Lines of data:
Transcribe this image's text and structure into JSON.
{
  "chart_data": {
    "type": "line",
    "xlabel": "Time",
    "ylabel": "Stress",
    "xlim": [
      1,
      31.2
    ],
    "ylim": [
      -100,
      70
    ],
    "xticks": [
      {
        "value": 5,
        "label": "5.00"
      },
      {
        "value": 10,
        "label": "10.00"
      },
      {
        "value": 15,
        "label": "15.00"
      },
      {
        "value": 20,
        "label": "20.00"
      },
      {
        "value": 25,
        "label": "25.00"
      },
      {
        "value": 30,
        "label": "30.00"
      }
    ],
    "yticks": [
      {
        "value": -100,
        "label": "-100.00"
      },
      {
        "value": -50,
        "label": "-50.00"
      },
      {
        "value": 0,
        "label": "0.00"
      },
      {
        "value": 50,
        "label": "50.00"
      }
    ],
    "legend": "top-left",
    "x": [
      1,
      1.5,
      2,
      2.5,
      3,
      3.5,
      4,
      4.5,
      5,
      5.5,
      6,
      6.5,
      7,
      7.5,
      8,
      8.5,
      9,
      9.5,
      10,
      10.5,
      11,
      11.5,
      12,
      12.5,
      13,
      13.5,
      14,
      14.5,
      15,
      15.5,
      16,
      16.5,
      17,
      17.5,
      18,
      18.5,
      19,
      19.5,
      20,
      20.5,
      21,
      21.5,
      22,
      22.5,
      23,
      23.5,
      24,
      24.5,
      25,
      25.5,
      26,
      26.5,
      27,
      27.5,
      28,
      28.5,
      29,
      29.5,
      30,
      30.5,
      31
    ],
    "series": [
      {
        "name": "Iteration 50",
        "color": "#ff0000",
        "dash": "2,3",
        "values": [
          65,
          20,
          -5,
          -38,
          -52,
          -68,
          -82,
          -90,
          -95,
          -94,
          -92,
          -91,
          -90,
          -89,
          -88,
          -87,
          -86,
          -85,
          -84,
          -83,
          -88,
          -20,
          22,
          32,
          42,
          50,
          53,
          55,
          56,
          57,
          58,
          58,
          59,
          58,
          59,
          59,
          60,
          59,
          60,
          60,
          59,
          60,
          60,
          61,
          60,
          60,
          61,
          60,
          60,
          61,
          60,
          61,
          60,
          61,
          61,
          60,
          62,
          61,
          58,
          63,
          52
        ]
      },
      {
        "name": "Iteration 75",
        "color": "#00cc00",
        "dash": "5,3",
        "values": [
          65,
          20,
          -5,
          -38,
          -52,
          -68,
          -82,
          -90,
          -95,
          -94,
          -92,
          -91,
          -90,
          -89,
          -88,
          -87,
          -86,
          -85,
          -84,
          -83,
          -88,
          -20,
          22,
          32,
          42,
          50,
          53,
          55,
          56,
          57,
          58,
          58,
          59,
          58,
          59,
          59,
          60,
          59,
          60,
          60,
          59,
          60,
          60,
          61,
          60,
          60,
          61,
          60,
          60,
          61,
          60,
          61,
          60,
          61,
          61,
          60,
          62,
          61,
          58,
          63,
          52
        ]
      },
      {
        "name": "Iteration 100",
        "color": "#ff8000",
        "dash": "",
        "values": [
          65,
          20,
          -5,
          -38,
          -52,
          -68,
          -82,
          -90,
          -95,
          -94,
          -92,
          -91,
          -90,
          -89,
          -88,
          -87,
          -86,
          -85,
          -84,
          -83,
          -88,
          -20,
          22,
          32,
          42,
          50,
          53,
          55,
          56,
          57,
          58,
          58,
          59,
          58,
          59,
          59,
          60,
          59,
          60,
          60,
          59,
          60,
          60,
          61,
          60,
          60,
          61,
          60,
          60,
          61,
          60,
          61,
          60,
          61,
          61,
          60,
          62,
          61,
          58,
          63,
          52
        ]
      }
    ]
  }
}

Required work => Each entry above needs to be retyped exactly.

Result of this exercise =>
Transcribe this image's text and structure into JSON.
{
  "chart_data": {
    "type": "line",
    "xlabel": "Time",
    "ylabel": "Stress",
    "xlim": [
      1,
      31.2
    ],
    "ylim": [
      -100,
      70
    ],
    "xticks": [
      {
        "value": 5,
        "label": "5.00"
      },
      {
        "value": 10,
        "label": "10.00"
      },
      {
        "value": 15,
        "label": "15.00"
      },
      {
        "value": 20,
        "label": "20.00"
      },
      {
        "value": 25,
        "label": "25.00"
      },
      {
        "value": 30,
        "label": "30.00"
      }
    ],
    "yticks": [
      {
        "value": -100,
        "label": "-100.00"
      },
      {
        "value": -50,
        "label": "-50.00"
      },
      {
        "value": 0,
        "label": "0.00"
      },
      {
        "value": 50,
        "label": "50.00"
      }
    ],
    "legend": "top-left",
    "x": [
      1,
      1.5,
      2,
      2.5,
      3,
      3.5,
      4,
      4.5,
      5,
      5.5,
      6,
      6.5,
      7,
      7.5,
      8,
      8.5,
      9,
      9.5,
      10,
      10.5,
      11,
      11.5,
      12,
      12.5,
      13,
      13.5,
      14,
      14.5,
      15,
      15.5,
      16,
      16.5,
      17,
      17.5,
      18,
      18.5,
      19,
      19.5,
      20,
      20.5,
      21,
      21.5,
      22,
      22.5,
      23,
      23.5,
      24,
      24.5,
      25,
      25.5,
      26,
      26.5,
      27,
      27.5,
      28,
      28.5,
      29,
      29.5,
      30,
      30.5,
      31
    ],
    "series": [
      {
        "name": "Iteration 50",
        "color": "#ff0000",
        "dash": "2,3",
        "values": [
          65,
          20,
          -5,
          -38,
          -52,
          -68,
          -82,
          -90,
          -95,
          -94,
          -92,
          -91,
          -90,
          -89,
          -88,
          -87,
          -86,
          -85,
          -84,
          -83,
          -88,
          -20,
          22,
          32,
          42,
          50,
          53,
          55,
          56,
          57,
          58,
          58,
          59,
          58,
          59,
          59,
          60,
          59,
          60,
          60,
          59,
          60,
          60,
          61,
          60,
          60,
          61,
          60,
          60,
          61,
          60,
          61,
          60,
          61,
          61,
          60,
          62,
          61,
          58,
          63,
          52
        ]
      },
      {
        "name": "Iteration 75",
        "color": "#00cc00",
        "dash": "5,3",
        "values": [
          65,
          20,
          -5,
          -38,
          -52,
          -68,
          -82,
          -90,
          -95,
          -94,
          -92,
          -91,
          -90,
          -89,
          -88,
          -87,
          -86,
          -85,
          -84,
          -83,
          -88,
          -20,
          22,
          32,
          42,
          50,
          53,
          55,
          56,
          57,
          58,
          58,
          59,
          58,
          59,
          59,
          60,
          59,
          60,
          60,
          59,
          60,
          60,
          61,
          60,
          60,
          61,
          60,
          60,
          61,
          60,
          61,
          60,
          61,
          61,
          60,
          62,
          61,
          58,
          63,
          52
        ]
      },
      {
        "name": "Iteration 100",
        "color": "#ff8000",
        "dash": "",
        "values": [
          65,
          20,
          -5,
          -38,
          -52,
          -68,
          -82,
          -90,
          -95,
          -94,
          -92,
          -91,
          -90,
          -89,
          -88,
          -87,
          -86,
          -85,
          -84,
          -83,
          -88,
          -20,
          22,
          32,
          42,
          50,
          53,
          55,
          56,
          57,
          58,
          58,
          59,
          58,
          59,
          59,
          60,
          59,
          60,
          60,
          59,
          60,
          60,
          61,
          60,
          60,
          61,
          60,
          60,
          61,
          60,
          61,
          60,
          61,
          61,
          60,
          62,
          61,
          58,
          63,
          52
        ]
      }
    ]
  }
}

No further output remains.